# Records for this task start
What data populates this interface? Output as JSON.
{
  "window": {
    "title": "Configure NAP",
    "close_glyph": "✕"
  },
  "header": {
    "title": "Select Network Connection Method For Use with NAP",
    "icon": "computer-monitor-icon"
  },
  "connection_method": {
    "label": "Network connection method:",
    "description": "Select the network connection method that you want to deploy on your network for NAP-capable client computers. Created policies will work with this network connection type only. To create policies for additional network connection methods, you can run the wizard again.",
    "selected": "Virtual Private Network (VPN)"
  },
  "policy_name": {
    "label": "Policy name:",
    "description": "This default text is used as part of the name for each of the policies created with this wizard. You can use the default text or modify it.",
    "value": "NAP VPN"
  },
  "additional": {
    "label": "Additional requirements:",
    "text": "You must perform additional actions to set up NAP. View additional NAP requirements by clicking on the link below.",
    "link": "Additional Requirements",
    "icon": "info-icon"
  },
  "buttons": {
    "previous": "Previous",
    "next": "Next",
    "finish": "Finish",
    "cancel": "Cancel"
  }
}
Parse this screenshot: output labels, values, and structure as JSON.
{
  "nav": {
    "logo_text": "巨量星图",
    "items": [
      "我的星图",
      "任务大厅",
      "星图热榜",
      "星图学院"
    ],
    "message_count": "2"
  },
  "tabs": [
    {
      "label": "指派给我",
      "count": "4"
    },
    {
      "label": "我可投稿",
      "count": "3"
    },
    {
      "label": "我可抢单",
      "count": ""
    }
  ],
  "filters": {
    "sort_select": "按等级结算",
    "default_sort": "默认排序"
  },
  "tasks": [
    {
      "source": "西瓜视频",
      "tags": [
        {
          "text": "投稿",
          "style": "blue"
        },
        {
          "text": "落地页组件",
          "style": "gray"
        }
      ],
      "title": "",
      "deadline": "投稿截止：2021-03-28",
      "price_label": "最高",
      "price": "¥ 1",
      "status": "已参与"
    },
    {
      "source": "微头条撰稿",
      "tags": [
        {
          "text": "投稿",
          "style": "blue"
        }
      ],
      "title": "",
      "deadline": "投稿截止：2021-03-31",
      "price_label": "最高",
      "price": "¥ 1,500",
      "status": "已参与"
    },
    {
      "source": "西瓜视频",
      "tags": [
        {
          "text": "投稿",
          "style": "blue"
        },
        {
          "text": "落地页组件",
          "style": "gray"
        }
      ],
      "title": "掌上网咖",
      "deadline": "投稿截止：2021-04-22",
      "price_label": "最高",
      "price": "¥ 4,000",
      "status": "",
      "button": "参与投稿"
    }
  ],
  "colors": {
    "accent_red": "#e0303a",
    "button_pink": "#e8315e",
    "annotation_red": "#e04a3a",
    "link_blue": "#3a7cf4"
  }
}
# Records for this task end
Aim — Repeat the material word for word, in full.

Answer to this exercise —
What data populates this interface? Output as JSON.
{
  "window": {
    "title": "Configure NAP",
    "close_glyph": "✕"
  },
  "header": {
    "title": "Select Network Connection Method For Use with NAP",
    "icon": "computer-monitor-icon"
  },
  "connection_method": {
    "label": "Network connection method:",
    "description": "Select the network connection method that you want to deploy on your network for NAP-capable client computers. Created policies will work with this network connection type only. To create policies for additional network connection methods, you can run the wizard again.",
    "selected": "Virtual Private Network (VPN)"
  },
  "policy_name": {
    "label": "Policy name:",
    "description": "This default text is used as part of the name for each of the policies created with this wizard. You can use the default text or modify it.",
    "value": "NAP VPN"
  },
  "additional": {
    "label": "Additional requirements:",
    "text": "You must perform additional actions to set up NAP. View additional NAP requirements by clicking on the link below.",
    "link": "Additional Requirements",
    "icon": "info-icon"
  },
  "buttons": {
    "previous": "Previous",
    "next": "Next",
    "finish": "Finish",
    "cancel": "Cancel"
  }
}
Parse this screenshot: output labels, values, and structure as JSON.
{
  "nav": {
    "logo_text": "巨量星图",
    "items": [
      "我的星图",
      "任务大厅",
      "星图热榜",
      "星图学院"
    ],
    "message_count": "2"
  },
  "tabs": [
    {
      "label": "指派给我",
      "count": "4"
    },
    {
      "label": "我可投稿",
      "count": "3"
    },
    {
      "label": "我可抢单",
      "count": ""
    }
  ],
  "filters": {
    "sort_select": "按等级结算",
    "default_sort": "默认排序"
  },
  "tasks": [
    {
      "source": "西瓜视频",
      "tags": [
        {
          "text": "投稿",
          "style": "blue"
        },
        {
          "text": "落地页组件",
          "style": "gray"
        }
      ],
      "title": "",
      "deadline": "投稿截止：2021-03-28",
      "price_label": "最高",
      "price": "¥ 1",
      "status": "已参与"
    },
    {
      "source": "微头条撰稿",
      "tags": [
        {
          "text": "投稿",
          "style": "blue"
        }
      ],
      "title": "",
      "deadline": "投稿截止：2021-03-31",
      "price_label": "最高",
      "price": "¥ 1,500",
      "status": "已参与"
    },
    {
      "source": "西瓜视频",
      "tags": [
        {
          "text": "投稿",
          "style": "blue"
        },
        {
          "text": "落地页组件",
          "style": "gray"
        }
      ],
      "title": "掌上网咖",
      "deadline": "投稿截止：2021-04-22",
      "price_label": "最高",
      "price": "¥ 4,000",
      "status": "",
      "button": "参与投稿"
    }
  ],
  "colors": {
    "accent_red": "#e0303a",
    "button_pink": "#e8315e",
    "annotation_red": "#e04a3a",
    "link_blue": "#3a7cf4"
  }
}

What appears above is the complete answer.